■ Dataset records ■
------------------------------------------------

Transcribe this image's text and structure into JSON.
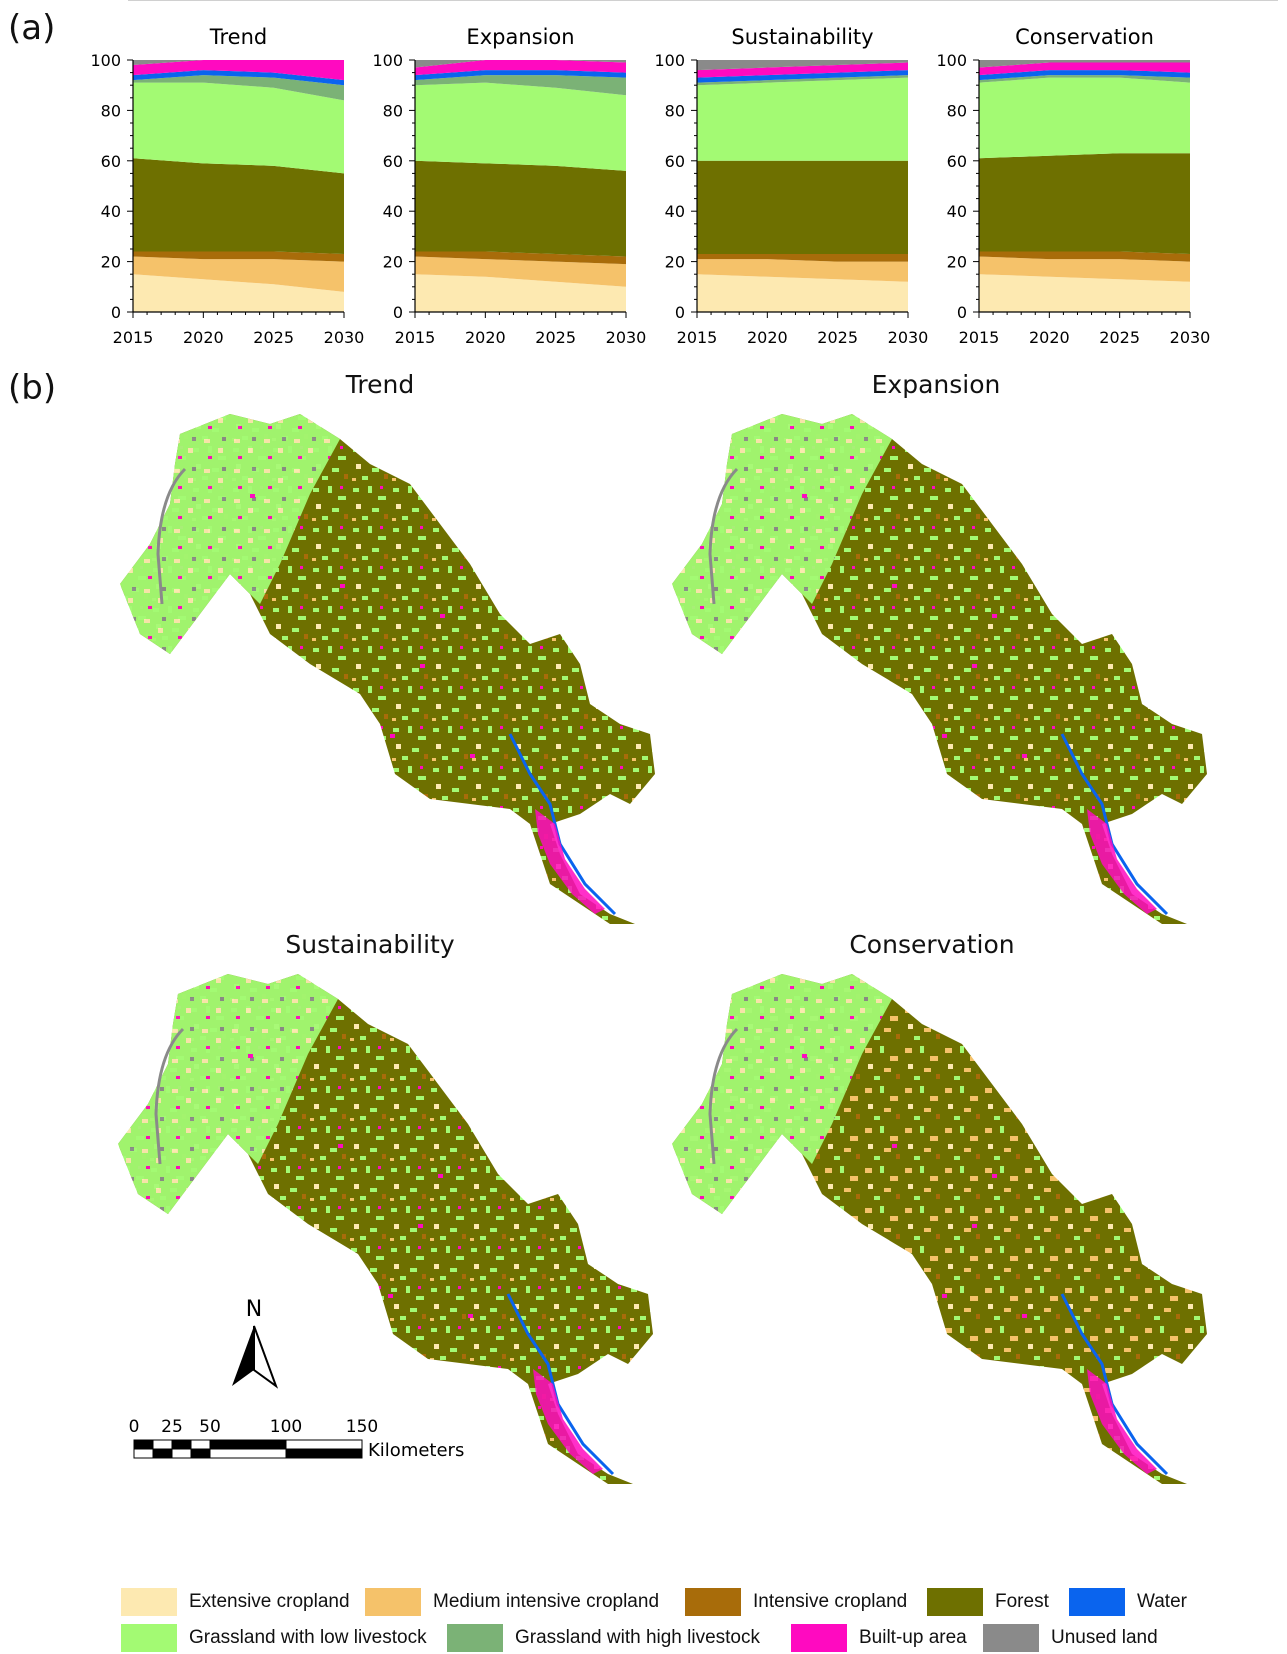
{
  "panels": {
    "a": "(a)",
    "b": "(b)"
  },
  "colors": {
    "extensive": "#fde9b1",
    "medium": "#f5c26a",
    "intensive": "#a86c0a",
    "forest": "#6e7000",
    "grassland_low": "#a3fa73",
    "grassland_high": "#7bb276",
    "water": "#0a64ee",
    "builtup": "#ff0ac0",
    "unused": "#8a8a8a"
  },
  "chart_data": [
    {
      "type": "area",
      "title": "Trend",
      "x": [
        2015,
        2020,
        2025,
        2030
      ],
      "xlim": [
        2015,
        2030
      ],
      "ylim": [
        0,
        100
      ],
      "yticks": [
        0,
        20,
        40,
        60,
        80,
        100
      ],
      "series": [
        {
          "name": "Extensive cropland",
          "color": "extensive",
          "values": [
            15,
            13,
            11,
            8
          ]
        },
        {
          "name": "Medium intensive cropland",
          "color": "medium",
          "values": [
            7,
            8,
            10,
            12
          ]
        },
        {
          "name": "Intensive cropland",
          "color": "intensive",
          "values": [
            2,
            3,
            3,
            3
          ]
        },
        {
          "name": "Forest",
          "color": "forest",
          "values": [
            37,
            35,
            34,
            32
          ]
        },
        {
          "name": "Grassland with low livestock",
          "color": "grassland_low",
          "values": [
            30,
            32,
            31,
            29
          ]
        },
        {
          "name": "Grassland with high livestock",
          "color": "grassland_high",
          "values": [
            1,
            3,
            4,
            6
          ]
        },
        {
          "name": "Water",
          "color": "water",
          "values": [
            2,
            2,
            2,
            2
          ]
        },
        {
          "name": "Built-up area",
          "color": "builtup",
          "values": [
            4,
            4,
            5,
            8
          ]
        },
        {
          "name": "Unused land",
          "color": "unused",
          "values": [
            2,
            0,
            0,
            0
          ]
        }
      ]
    },
    {
      "type": "area",
      "title": "Expansion",
      "x": [
        2015,
        2020,
        2025,
        2030
      ],
      "xlim": [
        2015,
        2030
      ],
      "ylim": [
        0,
        100
      ],
      "yticks": [
        0,
        20,
        40,
        60,
        80,
        100
      ],
      "series": [
        {
          "name": "Extensive cropland",
          "color": "extensive",
          "values": [
            15,
            14,
            12,
            10
          ]
        },
        {
          "name": "Medium intensive cropland",
          "color": "medium",
          "values": [
            7,
            7,
            8,
            9
          ]
        },
        {
          "name": "Intensive cropland",
          "color": "intensive",
          "values": [
            2,
            3,
            3,
            3
          ]
        },
        {
          "name": "Forest",
          "color": "forest",
          "values": [
            36,
            35,
            35,
            34
          ]
        },
        {
          "name": "Grassland with low livestock",
          "color": "grassland_low",
          "values": [
            30,
            32,
            31,
            30
          ]
        },
        {
          "name": "Grassland with high livestock",
          "color": "grassland_high",
          "values": [
            2,
            3,
            5,
            7
          ]
        },
        {
          "name": "Water",
          "color": "water",
          "values": [
            2,
            2,
            2,
            2
          ]
        },
        {
          "name": "Built-up area",
          "color": "builtup",
          "values": [
            3,
            4,
            4,
            4
          ]
        },
        {
          "name": "Unused land",
          "color": "unused",
          "values": [
            3,
            0,
            0,
            1
          ]
        }
      ]
    },
    {
      "type": "area",
      "title": "Sustainability",
      "x": [
        2015,
        2020,
        2025,
        2030
      ],
      "xlim": [
        2015,
        2030
      ],
      "ylim": [
        0,
        100
      ],
      "yticks": [
        0,
        20,
        40,
        60,
        80,
        100
      ],
      "series": [
        {
          "name": "Extensive cropland",
          "color": "extensive",
          "values": [
            15,
            14,
            13,
            12
          ]
        },
        {
          "name": "Medium intensive cropland",
          "color": "medium",
          "values": [
            6,
            7,
            7,
            8
          ]
        },
        {
          "name": "Intensive cropland",
          "color": "intensive",
          "values": [
            2,
            2,
            3,
            3
          ]
        },
        {
          "name": "Forest",
          "color": "forest",
          "values": [
            37,
            37,
            37,
            37
          ]
        },
        {
          "name": "Grassland with low livestock",
          "color": "grassland_low",
          "values": [
            30,
            31,
            32,
            33
          ]
        },
        {
          "name": "Grassland with high livestock",
          "color": "grassland_high",
          "values": [
            1,
            1,
            1,
            1
          ]
        },
        {
          "name": "Water",
          "color": "water",
          "values": [
            2,
            2,
            2,
            2
          ]
        },
        {
          "name": "Built-up area",
          "color": "builtup",
          "values": [
            3,
            3,
            3,
            3
          ]
        },
        {
          "name": "Unused land",
          "color": "unused",
          "values": [
            4,
            3,
            2,
            1
          ]
        }
      ]
    },
    {
      "type": "area",
      "title": "Conservation",
      "x": [
        2015,
        2020,
        2025,
        2030
      ],
      "xlim": [
        2015,
        2030
      ],
      "ylim": [
        0,
        100
      ],
      "yticks": [
        0,
        20,
        40,
        60,
        80,
        100
      ],
      "series": [
        {
          "name": "Extensive cropland",
          "color": "extensive",
          "values": [
            15,
            14,
            13,
            12
          ]
        },
        {
          "name": "Medium intensive cropland",
          "color": "medium",
          "values": [
            7,
            7,
            8,
            8
          ]
        },
        {
          "name": "Intensive cropland",
          "color": "intensive",
          "values": [
            2,
            3,
            3,
            3
          ]
        },
        {
          "name": "Forest",
          "color": "forest",
          "values": [
            37,
            38,
            39,
            40
          ]
        },
        {
          "name": "Grassland with low livestock",
          "color": "grassland_low",
          "values": [
            30,
            31,
            30,
            28
          ]
        },
        {
          "name": "Grassland with high livestock",
          "color": "grassland_high",
          "values": [
            1,
            1,
            1,
            2
          ]
        },
        {
          "name": "Water",
          "color": "water",
          "values": [
            2,
            2,
            2,
            2
          ]
        },
        {
          "name": "Built-up area",
          "color": "builtup",
          "values": [
            3,
            3,
            3,
            4
          ]
        },
        {
          "name": "Unused land",
          "color": "unused",
          "values": [
            3,
            1,
            1,
            1
          ]
        }
      ]
    }
  ],
  "maps": [
    "Trend",
    "Expansion",
    "Sustainability",
    "Conservation"
  ],
  "scale": {
    "ticks": [
      "0",
      "25",
      "50",
      "100",
      "150"
    ],
    "unit": "Kilometers",
    "north": "N"
  },
  "legend": [
    "Extensive cropland",
    "Medium intensive cropland",
    "Intensive cropland",
    "Forest",
    "Water",
    "Grassland with low livestock",
    "Grassland with high livestock",
    "Built-up area",
    "Unused land"
  ]
}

------------------------------------------------

■ Work to complete ■
Print the complete listing exactly, apart from any pictures.

■ Complete output ■
Transcribe this image's text and structure into JSON.
{
  "panels": {
    "a": "(a)",
    "b": "(b)"
  },
  "colors": {
    "extensive": "#fde9b1",
    "medium": "#f5c26a",
    "intensive": "#a86c0a",
    "forest": "#6e7000",
    "grassland_low": "#a3fa73",
    "grassland_high": "#7bb276",
    "water": "#0a64ee",
    "builtup": "#ff0ac0",
    "unused": "#8a8a8a"
  },
  "chart_data": [
    {
      "type": "area",
      "title": "Trend",
      "x": [
        2015,
        2020,
        2025,
        2030
      ],
      "xlim": [
        2015,
        2030
      ],
      "ylim": [
        0,
        100
      ],
      "yticks": [
        0,
        20,
        40,
        60,
        80,
        100
      ],
      "series": [
        {
          "name": "Extensive cropland",
          "color": "extensive",
          "values": [
            15,
            13,
            11,
            8
          ]
        },
        {
          "name": "Medium intensive cropland",
          "color": "medium",
          "values": [
            7,
            8,
            10,
            12
          ]
        },
        {
          "name": "Intensive cropland",
          "color": "intensive",
          "values": [
            2,
            3,
            3,
            3
          ]
        },
        {
          "name": "Forest",
          "color": "forest",
          "values": [
            37,
            35,
            34,
            32
          ]
        },
        {
          "name": "Grassland with low livestock",
          "color": "grassland_low",
          "values": [
            30,
            32,
            31,
            29
          ]
        },
        {
          "name": "Grassland with high livestock",
          "color": "grassland_high",
          "values": [
            1,
            3,
            4,
            6
          ]
        },
        {
          "name": "Water",
          "color": "water",
          "values": [
            2,
            2,
            2,
            2
          ]
        },
        {
          "name": "Built-up area",
          "color": "builtup",
          "values": [
            4,
            4,
            5,
            8
          ]
        },
        {
          "name": "Unused land",
          "color": "unused",
          "values": [
            2,
            0,
            0,
            0
          ]
        }
      ]
    },
    {
      "type": "area",
      "title": "Expansion",
      "x": [
        2015,
        2020,
        2025,
        2030
      ],
      "xlim": [
        2015,
        2030
      ],
      "ylim": [
        0,
        100
      ],
      "yticks": [
        0,
        20,
        40,
        60,
        80,
        100
      ],
      "series": [
        {
          "name": "Extensive cropland",
          "color": "extensive",
          "values": [
            15,
            14,
            12,
            10
          ]
        },
        {
          "name": "Medium intensive cropland",
          "color": "medium",
          "values": [
            7,
            7,
            8,
            9
          ]
        },
        {
          "name": "Intensive cropland",
          "color": "intensive",
          "values": [
            2,
            3,
            3,
            3
          ]
        },
        {
          "name": "Forest",
          "color": "forest",
          "values": [
            36,
            35,
            35,
            34
          ]
        },
        {
          "name": "Grassland with low livestock",
          "color": "grassland_low",
          "values": [
            30,
            32,
            31,
            30
          ]
        },
        {
          "name": "Grassland with high livestock",
          "color": "grassland_high",
          "values": [
            2,
            3,
            5,
            7
          ]
        },
        {
          "name": "Water",
          "color": "water",
          "values": [
            2,
            2,
            2,
            2
          ]
        },
        {
          "name": "Built-up area",
          "color": "builtup",
          "values": [
            3,
            4,
            4,
            4
          ]
        },
        {
          "name": "Unused land",
          "color": "unused",
          "values": [
            3,
            0,
            0,
            1
          ]
        }
      ]
    },
    {
      "type": "area",
      "title": "Sustainability",
      "x": [
        2015,
        2020,
        2025,
        2030
      ],
      "xlim": [
        2015,
        2030
      ],
      "ylim": [
        0,
        100
      ],
      "yticks": [
        0,
        20,
        40,
        60,
        80,
        100
      ],
      "series": [
        {
          "name": "Extensive cropland",
          "color": "extensive",
          "values": [
            15,
            14,
            13,
            12
          ]
        },
        {
          "name": "Medium intensive cropland",
          "color": "medium",
          "values": [
            6,
            7,
            7,
            8
          ]
        },
        {
          "name": "Intensive cropland",
          "color": "intensive",
          "values": [
            2,
            2,
            3,
            3
          ]
        },
        {
          "name": "Forest",
          "color": "forest",
          "values": [
            37,
            37,
            37,
            37
          ]
        },
        {
          "name": "Grassland with low livestock",
          "color": "grassland_low",
          "values": [
            30,
            31,
            32,
            33
          ]
        },
        {
          "name": "Grassland with high livestock",
          "color": "grassland_high",
          "values": [
            1,
            1,
            1,
            1
          ]
        },
        {
          "name": "Water",
          "color": "water",
          "values": [
            2,
            2,
            2,
            2
          ]
        },
        {
          "name": "Built-up area",
          "color": "builtup",
          "values": [
            3,
            3,
            3,
            3
          ]
        },
        {
          "name": "Unused land",
          "color": "unused",
          "values": [
            4,
            3,
            2,
            1
          ]
        }
      ]
    },
    {
      "type": "area",
      "title": "Conservation",
      "x": [
        2015,
        2020,
        2025,
        2030
      ],
      "xlim": [
        2015,
        2030
      ],
      "ylim": [
        0,
        100
      ],
      "yticks": [
        0,
        20,
        40,
        60,
        80,
        100
      ],
      "series": [
        {
          "name": "Extensive cropland",
          "color": "extensive",
          "values": [
            15,
            14,
            13,
            12
          ]
        },
        {
          "name": "Medium intensive cropland",
          "color": "medium",
          "values": [
            7,
            7,
            8,
            8
          ]
        },
        {
          "name": "Intensive cropland",
          "color": "intensive",
          "values": [
            2,
            3,
            3,
            3
          ]
        },
        {
          "name": "Forest",
          "color": "forest",
          "values": [
            37,
            38,
            39,
            40
          ]
        },
        {
          "name": "Grassland with low livestock",
          "color": "grassland_low",
          "values": [
            30,
            31,
            30,
            28
          ]
        },
        {
          "name": "Grassland with high livestock",
          "color": "grassland_high",
          "values": [
            1,
            1,
            1,
            2
          ]
        },
        {
          "name": "Water",
          "color": "water",
          "values": [
            2,
            2,
            2,
            2
          ]
        },
        {
          "name": "Built-up area",
          "color": "builtup",
          "values": [
            3,
            3,
            3,
            4
          ]
        },
        {
          "name": "Unused land",
          "color": "unused",
          "values": [
            3,
            1,
            1,
            1
          ]
        }
      ]
    }
  ],
  "maps": [
    "Trend",
    "Expansion",
    "Sustainability",
    "Conservation"
  ],
  "scale": {
    "ticks": [
      "0",
      "25",
      "50",
      "100",
      "150"
    ],
    "unit": "Kilometers",
    "north": "N"
  },
  "legend": [
    "Extensive cropland",
    "Medium intensive cropland",
    "Intensive cropland",
    "Forest",
    "Water",
    "Grassland with low livestock",
    "Grassland with high livestock",
    "Built-up area",
    "Unused land"
  ]
}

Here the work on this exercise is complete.